_Given exercise_:
Will you output the entries below exactly, skipping every image they contain?

[Extracted records]
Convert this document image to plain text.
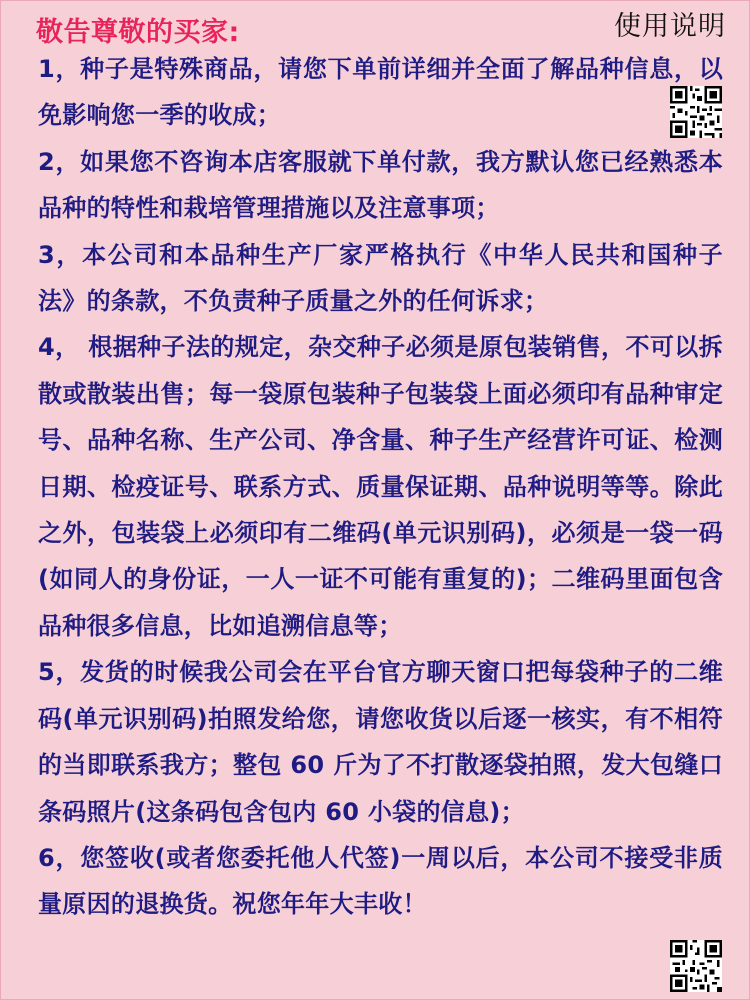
敬告尊敬的买家:	使用说明

1，种子是特殊商品，请您下单前详细并全面了解品种信息，以免影响您一季的收成；

2，如果您不咨询本店客服就下单付款，我方默认您已经熟悉本品种的特性和栽培管理措施以及注意事项；

3，本公司和本品种生产厂家严格执行《中华人民共和国种子法》的条款，不负责种子质量之外的任何诉求；

4， 根据种子法的规定，杂交种子必须是原包装销售，不可以拆散或散装出售；每一袋原包装种子包装袋上面必须印有品种审定号、品种名称、生产公司、净含量、种子生产经营许可证、检测日期、检疫证号、联系方式、质量保证期、品种说明等等。除此之外，包装袋上必须印有二维码(单元识别码)，必须是一袋一码(如同人的身份证，一人一证不可能有重复的)；二维码里面包含品种很多信息，比如追溯信息等；

5，发货的时候我公司会在平台官方聊天窗口把每袋种子的二维码(单元识别码)拍照发给您，请您收货以后逐一核实，有不相符的当即联系我方；整包 60 斤为了不打散逐袋拍照，发大包缝口条码照片(这条码包含包内 60 小袋的信息)；

6，您签收(或者您委托他人代签)一周以后，本公司不接受非质量原因的退换货。祝您年年大丰收！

_Complete answer_:
Convert this document image to plain text.
敬告尊敬的买家:	使用说明

1，种子是特殊商品，请您下单前详细并全面了解品种信息，以免影响您一季的收成；

2，如果您不咨询本店客服就下单付款，我方默认您已经熟悉本品种的特性和栽培管理措施以及注意事项；

3，本公司和本品种生产厂家严格执行《中华人民共和国种子法》的条款，不负责种子质量之外的任何诉求；

4， 根据种子法的规定，杂交种子必须是原包装销售，不可以拆散或散装出售；每一袋原包装种子包装袋上面必须印有品种审定号、品种名称、生产公司、净含量、种子生产经营许可证、检测日期、检疫证号、联系方式、质量保证期、品种说明等等。除此之外，包装袋上必须印有二维码(单元识别码)，必须是一袋一码(如同人的身份证，一人一证不可能有重复的)；二维码里面包含品种很多信息，比如追溯信息等；

5，发货的时候我公司会在平台官方聊天窗口把每袋种子的二维码(单元识别码)拍照发给您，请您收货以后逐一核实，有不相符的当即联系我方；整包 60 斤为了不打散逐袋拍照，发大包缝口条码照片(这条码包含包内 60 小袋的信息)；

6，您签收(或者您委托他人代签)一周以后，本公司不接受非质量原因的退换货。祝您年年大丰收！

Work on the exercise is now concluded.